Supplied records:
* Start *
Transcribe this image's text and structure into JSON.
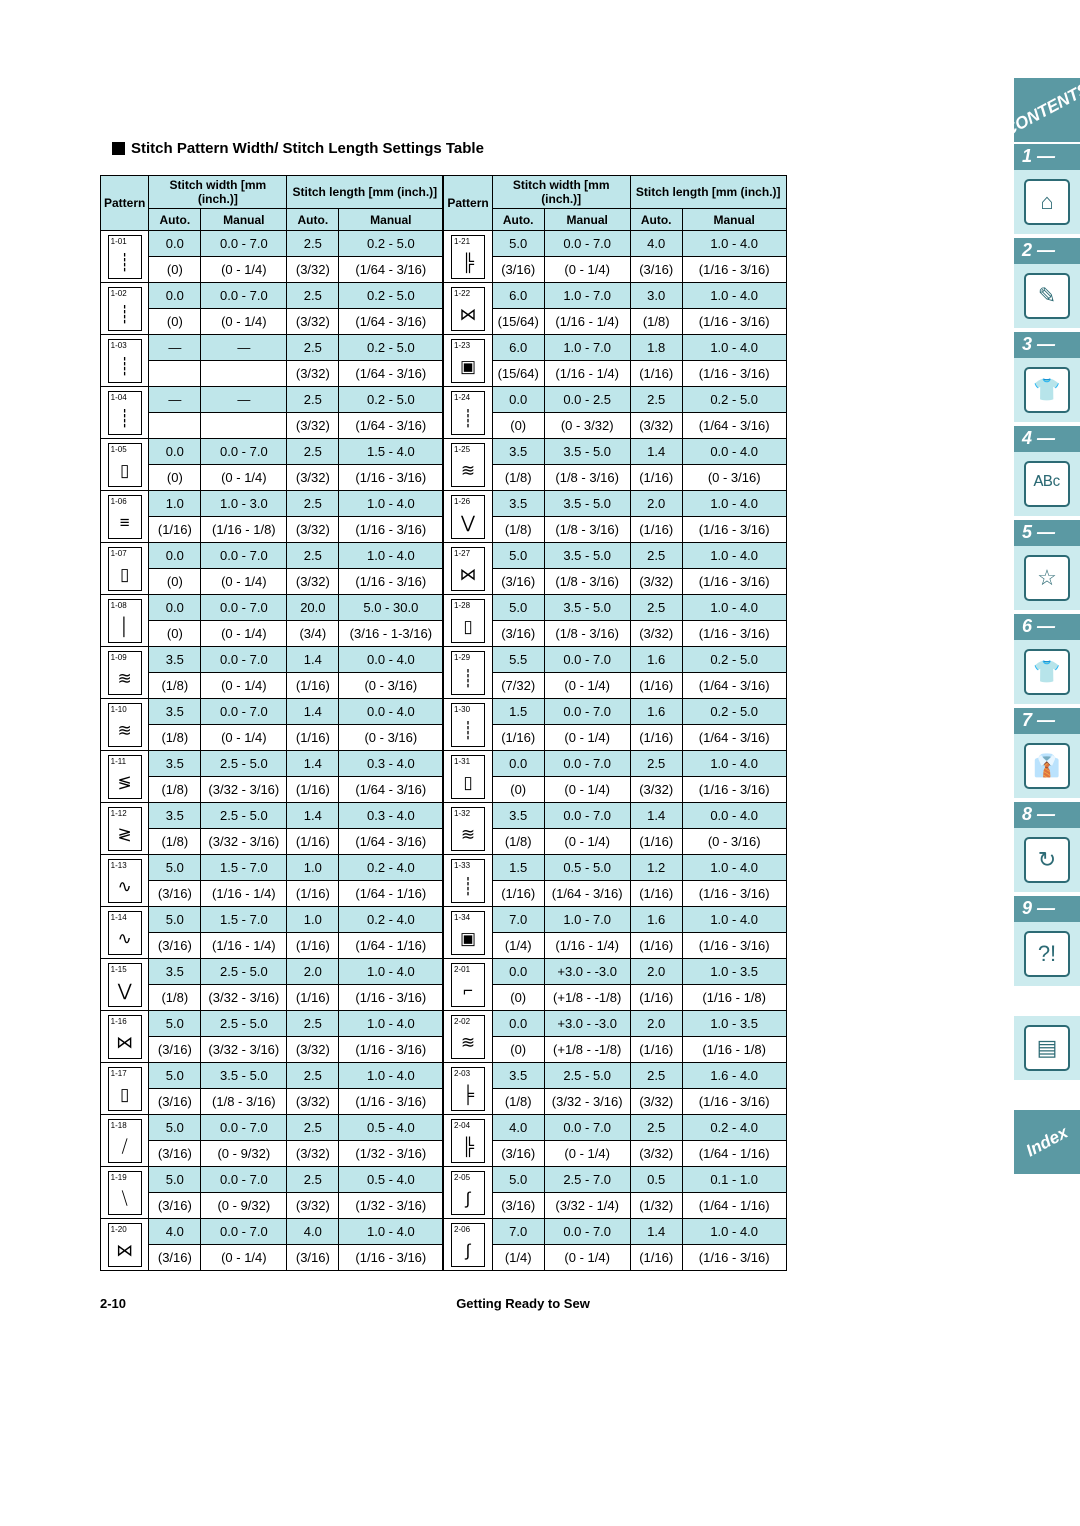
{
  "title": "Stitch Pattern Width/ Stitch Length Settings Table",
  "footer_left": "2-10",
  "footer_center": "Getting Ready to Sew",
  "headers": {
    "pattern": "Pattern",
    "sw": "Stitch width [mm (inch.)]",
    "sl": "Stitch length [mm (inch.)]",
    "auto": "Auto.",
    "manual": "Manual"
  },
  "sidetabs": {
    "top": "CONTENTS",
    "nums": [
      "1 —",
      "2 —",
      "3 —",
      "4 —",
      "5 —",
      "6 —",
      "7 —",
      "8 —",
      "9 —"
    ],
    "icons": [
      "⌂",
      "✎",
      "👕",
      "ᴬᴮᶜ",
      "☆",
      "👕",
      "👔",
      "↻",
      "?!",
      "▤"
    ],
    "bottom": "Index"
  },
  "left_rows": [
    {
      "id": "1-01",
      "g": "┊",
      "sw_a": "0.0",
      "sw_a_i": "(0)",
      "sw_m": "0.0 - 7.0",
      "sw_m_i": "(0 - 1/4)",
      "sl_a": "2.5",
      "sl_a_i": "(3/32)",
      "sl_m": "0.2 - 5.0",
      "sl_m_i": "(1/64 - 3/16)"
    },
    {
      "id": "1-02",
      "g": "┊",
      "sw_a": "0.0",
      "sw_a_i": "(0)",
      "sw_m": "0.0 - 7.0",
      "sw_m_i": "(0 - 1/4)",
      "sl_a": "2.5",
      "sl_a_i": "(3/32)",
      "sl_m": "0.2 - 5.0",
      "sl_m_i": "(1/64 - 3/16)"
    },
    {
      "id": "1-03",
      "g": "┊",
      "sw_a": "—",
      "sw_a_i": "",
      "sw_m": "—",
      "sw_m_i": "",
      "sl_a": "2.5",
      "sl_a_i": "(3/32)",
      "sl_m": "0.2 - 5.0",
      "sl_m_i": "(1/64 - 3/16)"
    },
    {
      "id": "1-04",
      "g": "┊",
      "sw_a": "—",
      "sw_a_i": "",
      "sw_m": "—",
      "sw_m_i": "",
      "sl_a": "2.5",
      "sl_a_i": "(3/32)",
      "sl_m": "0.2 - 5.0",
      "sl_m_i": "(1/64 - 3/16)"
    },
    {
      "id": "1-05",
      "g": "▯",
      "sw_a": "0.0",
      "sw_a_i": "(0)",
      "sw_m": "0.0 - 7.0",
      "sw_m_i": "(0 - 1/4)",
      "sl_a": "2.5",
      "sl_a_i": "(3/32)",
      "sl_m": "1.5 - 4.0",
      "sl_m_i": "(1/16 - 3/16)"
    },
    {
      "id": "1-06",
      "g": "≡",
      "sw_a": "1.0",
      "sw_a_i": "(1/16)",
      "sw_m": "1.0 - 3.0",
      "sw_m_i": "(1/16 - 1/8)",
      "sl_a": "2.5",
      "sl_a_i": "(3/32)",
      "sl_m": "1.0 - 4.0",
      "sl_m_i": "(1/16 - 3/16)"
    },
    {
      "id": "1-07",
      "g": "▯",
      "sw_a": "0.0",
      "sw_a_i": "(0)",
      "sw_m": "0.0 - 7.0",
      "sw_m_i": "(0 - 1/4)",
      "sl_a": "2.5",
      "sl_a_i": "(3/32)",
      "sl_m": "1.0 - 4.0",
      "sl_m_i": "(1/16 - 3/16)"
    },
    {
      "id": "1-08",
      "g": "│",
      "sw_a": "0.0",
      "sw_a_i": "(0)",
      "sw_m": "0.0 - 7.0",
      "sw_m_i": "(0 - 1/4)",
      "sl_a": "20.0",
      "sl_a_i": "(3/4)",
      "sl_m": "5.0 - 30.0",
      "sl_m_i": "(3/16 - 1-3/16)"
    },
    {
      "id": "1-09",
      "g": "≋",
      "sw_a": "3.5",
      "sw_a_i": "(1/8)",
      "sw_m": "0.0 - 7.0",
      "sw_m_i": "(0 - 1/4)",
      "sl_a": "1.4",
      "sl_a_i": "(1/16)",
      "sl_m": "0.0 - 4.0",
      "sl_m_i": "(0 - 3/16)"
    },
    {
      "id": "1-10",
      "g": "≋",
      "sw_a": "3.5",
      "sw_a_i": "(1/8)",
      "sw_m": "0.0 - 7.0",
      "sw_m_i": "(0 - 1/4)",
      "sl_a": "1.4",
      "sl_a_i": "(1/16)",
      "sl_m": "0.0 - 4.0",
      "sl_m_i": "(0 - 3/16)"
    },
    {
      "id": "1-11",
      "g": "≶",
      "sw_a": "3.5",
      "sw_a_i": "(1/8)",
      "sw_m": "2.5 - 5.0",
      "sw_m_i": "(3/32 - 3/16)",
      "sl_a": "1.4",
      "sl_a_i": "(1/16)",
      "sl_m": "0.3 - 4.0",
      "sl_m_i": "(1/64 - 3/16)"
    },
    {
      "id": "1-12",
      "g": "≷",
      "sw_a": "3.5",
      "sw_a_i": "(1/8)",
      "sw_m": "2.5 - 5.0",
      "sw_m_i": "(3/32 - 3/16)",
      "sl_a": "1.4",
      "sl_a_i": "(1/16)",
      "sl_m": "0.3 - 4.0",
      "sl_m_i": "(1/64 - 3/16)"
    },
    {
      "id": "1-13",
      "g": "∿",
      "sw_a": "5.0",
      "sw_a_i": "(3/16)",
      "sw_m": "1.5 - 7.0",
      "sw_m_i": "(1/16 - 1/4)",
      "sl_a": "1.0",
      "sl_a_i": "(1/16)",
      "sl_m": "0.2 - 4.0",
      "sl_m_i": "(1/64 - 1/16)"
    },
    {
      "id": "1-14",
      "g": "∿",
      "sw_a": "5.0",
      "sw_a_i": "(3/16)",
      "sw_m": "1.5 - 7.0",
      "sw_m_i": "(1/16 - 1/4)",
      "sl_a": "1.0",
      "sl_a_i": "(1/16)",
      "sl_m": "0.2 - 4.0",
      "sl_m_i": "(1/64 - 1/16)"
    },
    {
      "id": "1-15",
      "g": "⋁",
      "sw_a": "3.5",
      "sw_a_i": "(1/8)",
      "sw_m": "2.5 - 5.0",
      "sw_m_i": "(3/32 - 3/16)",
      "sl_a": "2.0",
      "sl_a_i": "(1/16)",
      "sl_m": "1.0 - 4.0",
      "sl_m_i": "(1/16 - 3/16)"
    },
    {
      "id": "1-16",
      "g": "⋈",
      "sw_a": "5.0",
      "sw_a_i": "(3/16)",
      "sw_m": "2.5 - 5.0",
      "sw_m_i": "(3/32 - 3/16)",
      "sl_a": "2.5",
      "sl_a_i": "(3/32)",
      "sl_m": "1.0 - 4.0",
      "sl_m_i": "(1/16 - 3/16)"
    },
    {
      "id": "1-17",
      "g": "▯",
      "sw_a": "5.0",
      "sw_a_i": "(3/16)",
      "sw_m": "3.5 - 5.0",
      "sw_m_i": "(1/8 - 3/16)",
      "sl_a": "2.5",
      "sl_a_i": "(3/32)",
      "sl_m": "1.0 - 4.0",
      "sl_m_i": "(1/16 - 3/16)"
    },
    {
      "id": "1-18",
      "g": "⧸",
      "sw_a": "5.0",
      "sw_a_i": "(3/16)",
      "sw_m": "0.0 - 7.0",
      "sw_m_i": "(0 - 9/32)",
      "sl_a": "2.5",
      "sl_a_i": "(3/32)",
      "sl_m": "0.5 - 4.0",
      "sl_m_i": "(1/32 - 3/16)"
    },
    {
      "id": "1-19",
      "g": "⧹",
      "sw_a": "5.0",
      "sw_a_i": "(3/16)",
      "sw_m": "0.0 - 7.0",
      "sw_m_i": "(0 - 9/32)",
      "sl_a": "2.5",
      "sl_a_i": "(3/32)",
      "sl_m": "0.5 - 4.0",
      "sl_m_i": "(1/32 - 3/16)"
    },
    {
      "id": "1-20",
      "g": "⋈",
      "sw_a": "4.0",
      "sw_a_i": "(3/16)",
      "sw_m": "0.0 - 7.0",
      "sw_m_i": "(0 - 1/4)",
      "sl_a": "4.0",
      "sl_a_i": "(3/16)",
      "sl_m": "1.0 - 4.0",
      "sl_m_i": "(1/16 - 3/16)"
    }
  ],
  "right_rows": [
    {
      "id": "1-21",
      "g": "╠",
      "sw_a": "5.0",
      "sw_a_i": "(3/16)",
      "sw_m": "0.0 - 7.0",
      "sw_m_i": "(0 - 1/4)",
      "sl_a": "4.0",
      "sl_a_i": "(3/16)",
      "sl_m": "1.0 - 4.0",
      "sl_m_i": "(1/16 - 3/16)"
    },
    {
      "id": "1-22",
      "g": "⋈",
      "sw_a": "6.0",
      "sw_a_i": "(15/64)",
      "sw_m": "1.0 - 7.0",
      "sw_m_i": "(1/16 - 1/4)",
      "sl_a": "3.0",
      "sl_a_i": "(1/8)",
      "sl_m": "1.0 - 4.0",
      "sl_m_i": "(1/16 - 3/16)"
    },
    {
      "id": "1-23",
      "g": "▣",
      "sw_a": "6.0",
      "sw_a_i": "(15/64)",
      "sw_m": "1.0 - 7.0",
      "sw_m_i": "(1/16 - 1/4)",
      "sl_a": "1.8",
      "sl_a_i": "(1/16)",
      "sl_m": "1.0 - 4.0",
      "sl_m_i": "(1/16 - 3/16)"
    },
    {
      "id": "1-24",
      "g": "┊",
      "sw_a": "0.0",
      "sw_a_i": "(0)",
      "sw_m": "0.0 - 2.5",
      "sw_m_i": "(0 - 3/32)",
      "sl_a": "2.5",
      "sl_a_i": "(3/32)",
      "sl_m": "0.2 - 5.0",
      "sl_m_i": "(1/64 - 3/16)"
    },
    {
      "id": "1-25",
      "g": "≋",
      "sw_a": "3.5",
      "sw_a_i": "(1/8)",
      "sw_m": "3.5 - 5.0",
      "sw_m_i": "(1/8 - 3/16)",
      "sl_a": "1.4",
      "sl_a_i": "(1/16)",
      "sl_m": "0.0 - 4.0",
      "sl_m_i": "(0 - 3/16)"
    },
    {
      "id": "1-26",
      "g": "⋁",
      "sw_a": "3.5",
      "sw_a_i": "(1/8)",
      "sw_m": "3.5 - 5.0",
      "sw_m_i": "(1/8 - 3/16)",
      "sl_a": "2.0",
      "sl_a_i": "(1/16)",
      "sl_m": "1.0 - 4.0",
      "sl_m_i": "(1/16 - 3/16)"
    },
    {
      "id": "1-27",
      "g": "⋈",
      "sw_a": "5.0",
      "sw_a_i": "(3/16)",
      "sw_m": "3.5 - 5.0",
      "sw_m_i": "(1/8 - 3/16)",
      "sl_a": "2.5",
      "sl_a_i": "(3/32)",
      "sl_m": "1.0 - 4.0",
      "sl_m_i": "(1/16 - 3/16)"
    },
    {
      "id": "1-28",
      "g": "▯",
      "sw_a": "5.0",
      "sw_a_i": "(3/16)",
      "sw_m": "3.5 - 5.0",
      "sw_m_i": "(1/8 - 3/16)",
      "sl_a": "2.5",
      "sl_a_i": "(3/32)",
      "sl_m": "1.0 - 4.0",
      "sl_m_i": "(1/16 - 3/16)"
    },
    {
      "id": "1-29",
      "g": "┊",
      "sw_a": "5.5",
      "sw_a_i": "(7/32)",
      "sw_m": "0.0 - 7.0",
      "sw_m_i": "(0 - 1/4)",
      "sl_a": "1.6",
      "sl_a_i": "(1/16)",
      "sl_m": "0.2 - 5.0",
      "sl_m_i": "(1/64 - 3/16)"
    },
    {
      "id": "1-30",
      "g": "┊",
      "sw_a": "1.5",
      "sw_a_i": "(1/16)",
      "sw_m": "0.0 - 7.0",
      "sw_m_i": "(0 - 1/4)",
      "sl_a": "1.6",
      "sl_a_i": "(1/16)",
      "sl_m": "0.2 - 5.0",
      "sl_m_i": "(1/64 - 3/16)"
    },
    {
      "id": "1-31",
      "g": "▯",
      "sw_a": "0.0",
      "sw_a_i": "(0)",
      "sw_m": "0.0 - 7.0",
      "sw_m_i": "(0 - 1/4)",
      "sl_a": "2.5",
      "sl_a_i": "(3/32)",
      "sl_m": "1.0 - 4.0",
      "sl_m_i": "(1/16 - 3/16)"
    },
    {
      "id": "1-32",
      "g": "≋",
      "sw_a": "3.5",
      "sw_a_i": "(1/8)",
      "sw_m": "0.0 - 7.0",
      "sw_m_i": "(0 - 1/4)",
      "sl_a": "1.4",
      "sl_a_i": "(1/16)",
      "sl_m": "0.0 - 4.0",
      "sl_m_i": "(0 - 3/16)"
    },
    {
      "id": "1-33",
      "g": "┊",
      "sw_a": "1.5",
      "sw_a_i": "(1/16)",
      "sw_m": "0.5 - 5.0",
      "sw_m_i": "(1/64 - 3/16)",
      "sl_a": "1.2",
      "sl_a_i": "(1/16)",
      "sl_m": "1.0 - 4.0",
      "sl_m_i": "(1/16 - 3/16)"
    },
    {
      "id": "1-34",
      "g": "▣",
      "sw_a": "7.0",
      "sw_a_i": "(1/4)",
      "sw_m": "1.0 - 7.0",
      "sw_m_i": "(1/16 - 1/4)",
      "sl_a": "1.6",
      "sl_a_i": "(1/16)",
      "sl_m": "1.0 - 4.0",
      "sl_m_i": "(1/16 - 3/16)"
    },
    {
      "id": "2-01",
      "g": "⌐",
      "sw_a": "0.0",
      "sw_a_i": "(0)",
      "sw_m": "+3.0 - -3.0",
      "sw_m_i": "(+1/8 - -1/8)",
      "sl_a": "2.0",
      "sl_a_i": "(1/16)",
      "sl_m": "1.0 - 3.5",
      "sl_m_i": "(1/16 - 1/8)"
    },
    {
      "id": "2-02",
      "g": "≋",
      "sw_a": "0.0",
      "sw_a_i": "(0)",
      "sw_m": "+3.0 - -3.0",
      "sw_m_i": "(+1/8 - -1/8)",
      "sl_a": "2.0",
      "sl_a_i": "(1/16)",
      "sl_m": "1.0 - 3.5",
      "sl_m_i": "(1/16 - 1/8)"
    },
    {
      "id": "2-03",
      "g": "╞",
      "sw_a": "3.5",
      "sw_a_i": "(1/8)",
      "sw_m": "2.5 - 5.0",
      "sw_m_i": "(3/32 - 3/16)",
      "sl_a": "2.5",
      "sl_a_i": "(3/32)",
      "sl_m": "1.6 - 4.0",
      "sl_m_i": "(1/16 - 3/16)"
    },
    {
      "id": "2-04",
      "g": "╠",
      "sw_a": "4.0",
      "sw_a_i": "(3/16)",
      "sw_m": "0.0 - 7.0",
      "sw_m_i": "(0 - 1/4)",
      "sl_a": "2.5",
      "sl_a_i": "(3/32)",
      "sl_m": "0.2 - 4.0",
      "sl_m_i": "(1/64 - 1/16)"
    },
    {
      "id": "2-05",
      "g": "∫",
      "sw_a": "5.0",
      "sw_a_i": "(3/16)",
      "sw_m": "2.5 - 7.0",
      "sw_m_i": "(3/32 - 1/4)",
      "sl_a": "0.5",
      "sl_a_i": "(1/32)",
      "sl_m": "0.1 - 1.0",
      "sl_m_i": "(1/64 - 1/16)"
    },
    {
      "id": "2-06",
      "g": "∫",
      "sw_a": "7.0",
      "sw_a_i": "(1/4)",
      "sw_m": "0.0 - 7.0",
      "sw_m_i": "(0 - 1/4)",
      "sl_a": "1.4",
      "sl_a_i": "(1/16)",
      "sl_m": "1.0 - 4.0",
      "sl_m_i": "(1/16 - 3/16)"
    }
  ]
}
* End *
Instructions for the task: Report each line in the data that holds the word "Pattern".

Written answer:
  "title": "Stitch Pattern Width/ Stitch Length Settings Table",
    "pattern": "Pattern",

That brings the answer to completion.